● TO DO
Find out how many lines of the material contain the string "Output" and give only that figure.

-- Start ENTRIES SHOWN --

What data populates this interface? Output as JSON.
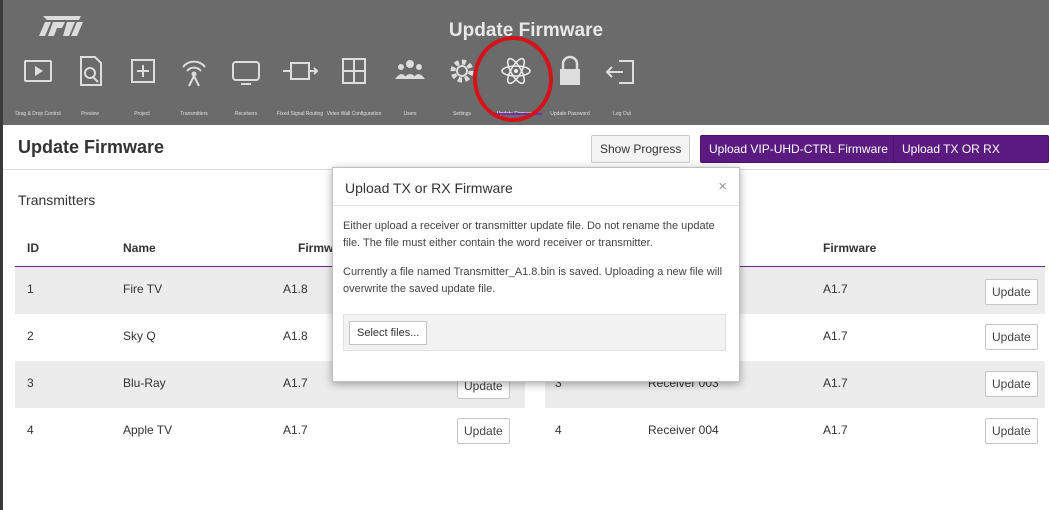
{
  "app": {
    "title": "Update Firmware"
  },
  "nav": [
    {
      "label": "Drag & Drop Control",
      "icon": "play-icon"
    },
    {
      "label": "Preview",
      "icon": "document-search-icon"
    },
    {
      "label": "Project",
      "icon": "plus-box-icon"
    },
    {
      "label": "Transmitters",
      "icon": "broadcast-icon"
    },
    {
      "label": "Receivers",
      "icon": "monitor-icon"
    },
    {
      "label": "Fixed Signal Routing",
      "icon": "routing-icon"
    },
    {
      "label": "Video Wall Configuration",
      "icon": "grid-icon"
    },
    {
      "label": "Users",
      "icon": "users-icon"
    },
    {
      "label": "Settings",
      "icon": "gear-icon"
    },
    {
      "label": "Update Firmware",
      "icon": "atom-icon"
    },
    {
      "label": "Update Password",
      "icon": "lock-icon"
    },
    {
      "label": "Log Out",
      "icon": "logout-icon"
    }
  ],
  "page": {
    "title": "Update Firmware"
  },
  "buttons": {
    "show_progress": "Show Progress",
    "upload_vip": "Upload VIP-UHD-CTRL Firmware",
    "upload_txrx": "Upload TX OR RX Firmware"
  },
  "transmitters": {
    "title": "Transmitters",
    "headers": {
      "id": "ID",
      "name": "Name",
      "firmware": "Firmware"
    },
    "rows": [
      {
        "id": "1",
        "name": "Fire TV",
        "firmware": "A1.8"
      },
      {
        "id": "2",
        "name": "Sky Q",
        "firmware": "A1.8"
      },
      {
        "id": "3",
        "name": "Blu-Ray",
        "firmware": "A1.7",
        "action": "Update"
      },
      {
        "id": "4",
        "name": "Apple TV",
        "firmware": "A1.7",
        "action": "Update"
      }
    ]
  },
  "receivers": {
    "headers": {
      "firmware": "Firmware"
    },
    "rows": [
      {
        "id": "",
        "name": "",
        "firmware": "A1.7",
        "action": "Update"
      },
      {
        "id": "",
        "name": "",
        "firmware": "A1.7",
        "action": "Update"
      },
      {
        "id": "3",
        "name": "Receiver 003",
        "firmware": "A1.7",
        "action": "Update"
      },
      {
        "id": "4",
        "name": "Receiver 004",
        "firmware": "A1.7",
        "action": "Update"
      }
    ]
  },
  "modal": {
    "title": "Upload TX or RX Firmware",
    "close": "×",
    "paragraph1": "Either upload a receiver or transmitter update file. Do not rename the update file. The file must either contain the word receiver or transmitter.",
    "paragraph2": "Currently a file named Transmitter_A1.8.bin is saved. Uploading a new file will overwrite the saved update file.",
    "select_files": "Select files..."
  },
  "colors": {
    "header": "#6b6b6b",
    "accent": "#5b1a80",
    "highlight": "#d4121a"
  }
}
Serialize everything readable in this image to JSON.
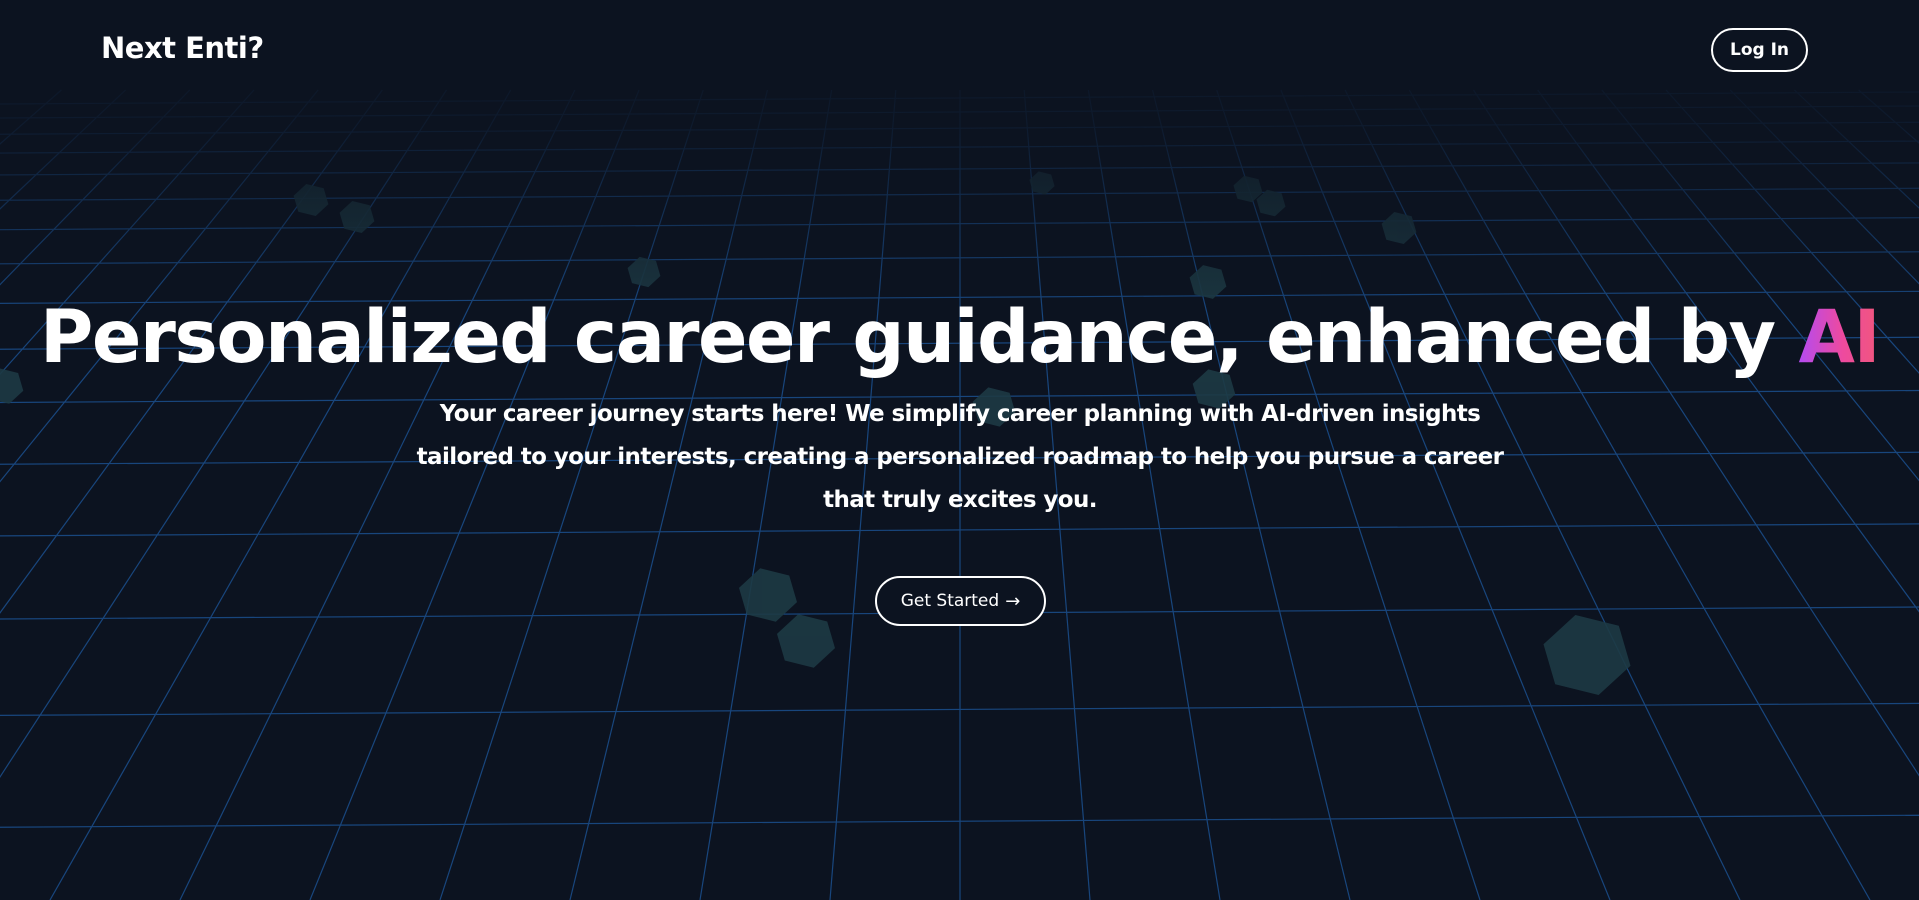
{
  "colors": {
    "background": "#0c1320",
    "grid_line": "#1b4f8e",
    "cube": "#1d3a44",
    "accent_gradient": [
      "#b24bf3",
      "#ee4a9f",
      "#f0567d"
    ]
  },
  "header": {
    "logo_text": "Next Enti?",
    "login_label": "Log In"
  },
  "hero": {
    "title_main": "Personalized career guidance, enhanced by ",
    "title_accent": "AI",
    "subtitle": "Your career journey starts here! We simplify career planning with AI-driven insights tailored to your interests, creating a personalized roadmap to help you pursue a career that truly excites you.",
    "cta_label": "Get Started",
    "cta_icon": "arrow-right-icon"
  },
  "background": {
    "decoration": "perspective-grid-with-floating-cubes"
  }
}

-- End ENTRIES SHOWN --
-- Start ENTRIES SHOWN --

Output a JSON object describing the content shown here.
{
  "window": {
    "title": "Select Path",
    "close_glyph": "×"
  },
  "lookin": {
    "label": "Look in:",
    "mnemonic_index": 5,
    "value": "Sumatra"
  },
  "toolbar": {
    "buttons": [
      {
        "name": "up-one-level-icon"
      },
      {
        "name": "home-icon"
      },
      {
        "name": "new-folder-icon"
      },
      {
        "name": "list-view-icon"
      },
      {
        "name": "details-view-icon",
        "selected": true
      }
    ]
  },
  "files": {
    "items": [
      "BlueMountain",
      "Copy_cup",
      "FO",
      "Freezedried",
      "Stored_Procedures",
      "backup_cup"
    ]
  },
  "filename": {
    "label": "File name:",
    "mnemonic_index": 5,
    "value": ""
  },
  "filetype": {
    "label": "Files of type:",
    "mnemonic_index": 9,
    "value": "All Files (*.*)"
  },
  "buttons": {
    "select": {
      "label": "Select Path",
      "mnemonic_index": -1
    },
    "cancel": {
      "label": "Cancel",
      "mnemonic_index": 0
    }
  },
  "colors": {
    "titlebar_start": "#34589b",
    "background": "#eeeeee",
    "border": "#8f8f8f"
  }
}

-- End ENTRIES SHOWN --

● WRITTEN REPLY
2